# Page excerpt

▬▬▬▬▬▬

Hello. How do you do?
I've read your requirements carefully
let me outline my experiences briefly
1. Be able to show a history of experience in finding hard-to-find data across various web sources.
I have completed around 30k web scrapers so far.
Especially, my experiences cover over searching data over the various sources, lead generation, getting past the scraping bot, cleaning data, data mining and so on.
One of the most excited projects I have done was when I scraped around 10k US automobile websites.
The number of sites is around 10000 and I had to make a well-made script to crawl one time every day.
I decided to build the scrapers in python scrapy.
To speed up the crawling, I used Broad Crawl Method(it is a built-in function to make concurrent requests at once. )
Also, I had to avoid the captcha and limitation.
To implement it, I used the IP and user agents-rotating method and adjusted the download timeout. (really I used 1000 proxies)
There are around 1k ~5k ads in each site and the crawled html pages are stored in the specified folder with a unique name.
The crawled items such as VIN, Mileage, Price, Model, Name and so on are stored in mongo.
The crawler was deployed on AWS.
To distribute the crawlers, I used 100 Centos VMs and made a system to give commands from the server to all crawlers and gather the results to the server. It is similar to Gearman.
The crawler keeps working 24/7.
Thank you
Regards

▬▬▬▬▬▬

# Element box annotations
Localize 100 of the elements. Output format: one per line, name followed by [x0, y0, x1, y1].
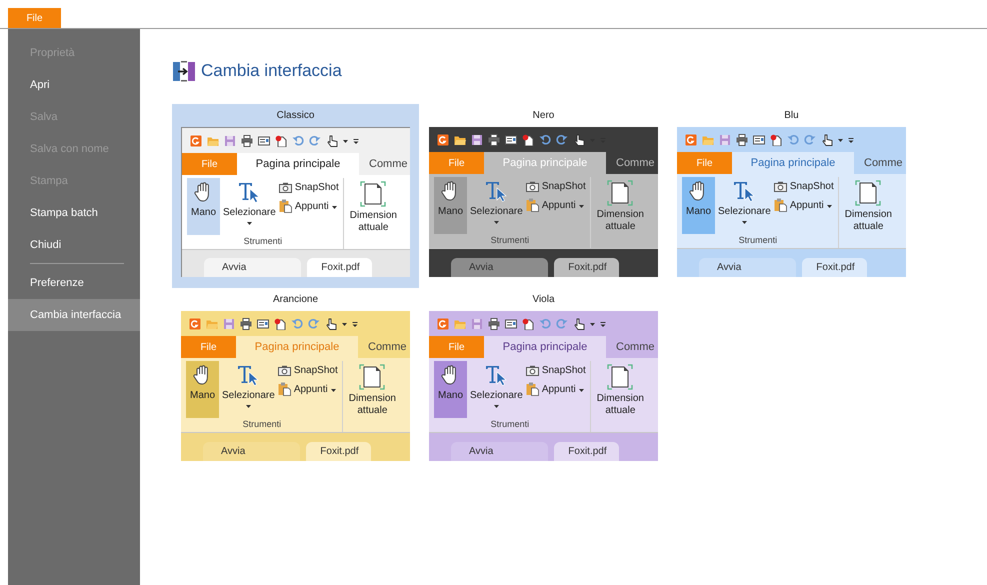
theme-label[interactable]: Arancione: [272, 294, 318, 311]
printer-icon[interactable]: [488, 134, 500, 146]
sidebar-item[interactable]: Chiudi: [8, 229, 140, 261]
theme-label[interactable]: Classico: [276, 110, 314, 127]
redo-icon[interactable]: [556, 134, 568, 146]
actual-size-button[interactable]: Dimension attuale: [342, 361, 396, 432]
clipboard-icon: [526, 382, 539, 396]
group-label: Strumenti: [242, 418, 282, 430]
actual-size-button[interactable]: Dimension attuale: [590, 177, 644, 248]
card-icon[interactable]: [505, 318, 517, 330]
snapshot-button[interactable]: SnapShot: [526, 365, 586, 376]
select-tool-button[interactable]: Selezionare: [222, 361, 275, 418]
document-tab[interactable]: Avvia: [204, 258, 302, 277]
page-icon: [607, 180, 634, 206]
sidebar-item[interactable]: Cambia interfaccia: [8, 299, 140, 331]
theme-option[interactable]: Classico File Pagina principale Comme Mano Selezionare SnapShot Appunti Strumenti Dimension attuale Avvia Foxit.pdf: [172, 104, 419, 288]
page-title: Cambia interfaccia: [201, 61, 342, 81]
hand-tool-button[interactable]: Mano: [434, 177, 467, 234]
hand-tool-button[interactable]: Mano: [187, 178, 220, 235]
folder-icon[interactable]: [454, 134, 466, 146]
card-icon[interactable]: [257, 318, 269, 330]
ribbon-tab[interactable]: Comme: [606, 152, 655, 174]
document-tab[interactable]: Foxit.pdf: [307, 258, 372, 277]
clipboard-button[interactable]: Appunti: [774, 198, 834, 212]
theme-label[interactable]: Nero: [532, 110, 554, 127]
document-tab[interactable]: Avvia: [451, 258, 548, 277]
actual-size-button[interactable]: Dimension attuale: [344, 178, 397, 249]
sidebar-item[interactable]: Apri: [8, 69, 140, 101]
ribbon-tab[interactable]: Comme: [854, 152, 903, 174]
new-document-icon[interactable]: [274, 318, 286, 330]
new-document-icon[interactable]: [770, 134, 782, 146]
ribbon-tab[interactable]: Comme: [358, 336, 407, 358]
ribbon-tab[interactable]: Comme: [606, 336, 655, 358]
card-icon[interactable]: [753, 134, 765, 146]
printer-icon[interactable]: [736, 134, 748, 146]
camera-icon: [526, 365, 539, 376]
clipboard-button[interactable]: Appunti: [278, 382, 338, 396]
clipboard-icon: [278, 382, 291, 396]
select-tool-button[interactable]: Selezionare: [718, 177, 771, 234]
clipboard-button[interactable]: Appunti: [526, 382, 586, 396]
document-tab[interactable]: Foxit.pdf: [554, 442, 619, 461]
printer-icon[interactable]: [488, 318, 500, 330]
pointer-hand-icon[interactable]: [573, 134, 585, 146]
document-tab[interactable]: Foxit.pdf: [554, 258, 619, 277]
group-label: Strumenti: [490, 234, 530, 246]
page-icon: [360, 181, 386, 207]
actual-size-button[interactable]: Dimension attuale: [590, 361, 644, 432]
undo-icon[interactable]: [539, 134, 551, 146]
document-tab[interactable]: Foxit.pdf: [802, 258, 867, 277]
actual-size-button[interactable]: Dimension attuale: [838, 177, 892, 248]
clipboard-button[interactable]: Appunti: [278, 199, 339, 213]
theme-preview[interactable]: File Pagina principale Comme Mano Selezionare SnapShot Appunti Strumenti Dimension attuale Avvia Foxit.pdf: [181, 127, 410, 277]
card-icon[interactable]: [258, 134, 270, 146]
document-tab[interactable]: Avvia: [451, 442, 548, 461]
select-tool-button[interactable]: Selezionare: [470, 177, 523, 234]
text-cursor-icon: [732, 180, 756, 202]
snapshot-button[interactable]: SnapShot: [774, 181, 834, 192]
text-cursor-icon: [484, 180, 508, 202]
text-cursor-icon: [484, 364, 508, 386]
printer-icon[interactable]: [240, 318, 252, 330]
theme-label[interactable]: Blu: [784, 110, 799, 127]
document-tab[interactable]: Foxit.pdf: [306, 442, 371, 461]
pointer-hand-icon[interactable]: [821, 134, 833, 146]
page-icon: [855, 180, 882, 206]
document-tab[interactable]: Avvia: [699, 258, 796, 277]
new-document-icon[interactable]: [522, 134, 534, 146]
ribbon-tab[interactable]: Pagina principale: [732, 152, 854, 174]
sidebar-item[interactable]: Stampa batch: [8, 197, 140, 229]
clipboard-button[interactable]: Appunti: [526, 198, 586, 212]
text-cursor-icon: [237, 181, 262, 203]
pointer-hand-icon[interactable]: [573, 318, 585, 330]
ribbon-tab[interactable]: Comme: [359, 153, 408, 175]
ribbon-tab[interactable]: Pagina principale: [237, 153, 359, 175]
select-tool-button[interactable]: Selezionare: [223, 178, 276, 235]
save-icon[interactable]: [471, 134, 483, 146]
app-logo-icon[interactable]: [437, 134, 449, 146]
theme-label[interactable]: Viola: [532, 294, 555, 311]
page-icon: [607, 364, 634, 390]
pointer-hand-icon[interactable]: [325, 318, 337, 330]
select-tool-button[interactable]: Selezionare: [470, 361, 523, 418]
snapshot-button[interactable]: SnapShot: [278, 365, 338, 376]
camera-icon: [278, 182, 292, 193]
camera-icon: [526, 181, 539, 192]
printer-icon[interactable]: [241, 134, 253, 146]
hand-tool-button[interactable]: Mano: [682, 177, 715, 234]
document-tab[interactable]: Avvia: [203, 442, 300, 461]
hand-tool-button[interactable]: Mano: [434, 361, 467, 418]
clipboard-icon: [774, 198, 787, 212]
ribbon-tab[interactable]: Pagina principale: [484, 336, 606, 358]
new-document-icon[interactable]: [275, 134, 287, 146]
snapshot-button[interactable]: SnapShot: [278, 182, 339, 193]
hand-tool-button[interactable]: Mano: [186, 361, 219, 418]
pointer-hand-icon[interactable]: [326, 134, 338, 146]
new-document-icon[interactable]: [522, 318, 534, 330]
switch-panels-icon: [172, 60, 196, 82]
card-icon[interactable]: [505, 134, 517, 146]
camera-icon: [774, 181, 787, 192]
snapshot-button[interactable]: SnapShot: [526, 181, 586, 192]
camera-icon: [278, 365, 291, 376]
clipboard-icon: [278, 199, 292, 213]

▬▬▬▬▬▬

# Direction A
Decide whether each statement agrees with the scraping proposal: (i) the scrapers were built in Python Scrapy; (ii) the crawled items were stored in MySQL; (iii) the crawler ran only during business hours. Answer yes or no for each, quoting the words of the proposal that decide it.
# Direction B
Print the lines of the records from the line with "theme-label[interactable]: Arancione: [272, 294, 318, 311]" to the line with "ribbon-tab[interactable]: Comme: [606, 336, 655, 358]", with both of those lines included.

# Answer A
(i) Yes: "I decided to build the scrapers in python scrapy."
(ii) No: "The crawled items such as VIN, Mileage, Price, Model, Name and so on are stored in mongo."
(iii) No: "The crawler keeps working 24/7."

# Answer B
theme-label[interactable]: Arancione: [272, 294, 318, 311]
printer-icon[interactable]: [488, 134, 500, 146]
sidebar-item[interactable]: Chiudi: [8, 229, 140, 261]
theme-label[interactable]: Classico: [276, 110, 314, 127]
redo-icon[interactable]: [556, 134, 568, 146]
actual-size-button[interactable]: Dimension attuale: [342, 361, 396, 432]
clipboard-icon: [526, 382, 539, 396]
group-label: Strumenti: [242, 418, 282, 430]
actual-size-button[interactable]: Dimension attuale: [590, 177, 644, 248]
card-icon[interactable]: [505, 318, 517, 330]
snapshot-button[interactable]: SnapShot: [526, 365, 586, 376]
select-tool-button[interactable]: Selezionare: [222, 361, 275, 418]
document-tab[interactable]: Avvia: [204, 258, 302, 277]
page-icon: [607, 180, 634, 206]
sidebar-item[interactable]: Cambia interfaccia: [8, 299, 140, 331]
theme-option[interactable]: Classico File Pagina principale Comme Mano Selezionare SnapShot Appunti Strumenti Dimension attuale Avvia Foxit.pdf: [172, 104, 419, 288]
page-title: Cambia interfaccia: [201, 61, 342, 81]
hand-tool-button[interactable]: Mano: [434, 177, 467, 234]
hand-tool-button[interactable]: Mano: [187, 178, 220, 235]
folder-icon[interactable]: [454, 134, 466, 146]
card-icon[interactable]: [257, 318, 269, 330]
ribbon-tab[interactable]: Comme: [606, 152, 655, 174]
document-tab[interactable]: Foxit.pdf: [307, 258, 372, 277]
clipboard-button[interactable]: Appunti: [774, 198, 834, 212]
theme-label[interactable]: Nero: [532, 110, 554, 127]
document-tab[interactable]: Avvia: [451, 258, 548, 277]
actual-size-button[interactable]: Dimension attuale: [344, 178, 397, 249]
sidebar-item[interactable]: Apri: [8, 69, 140, 101]
ribbon-tab[interactable]: Comme: [854, 152, 903, 174]
new-document-icon[interactable]: [274, 318, 286, 330]
new-document-icon[interactable]: [770, 134, 782, 146]
ribbon-tab[interactable]: Comme: [358, 336, 407, 358]
ribbon-tab[interactable]: Comme: [606, 336, 655, 358]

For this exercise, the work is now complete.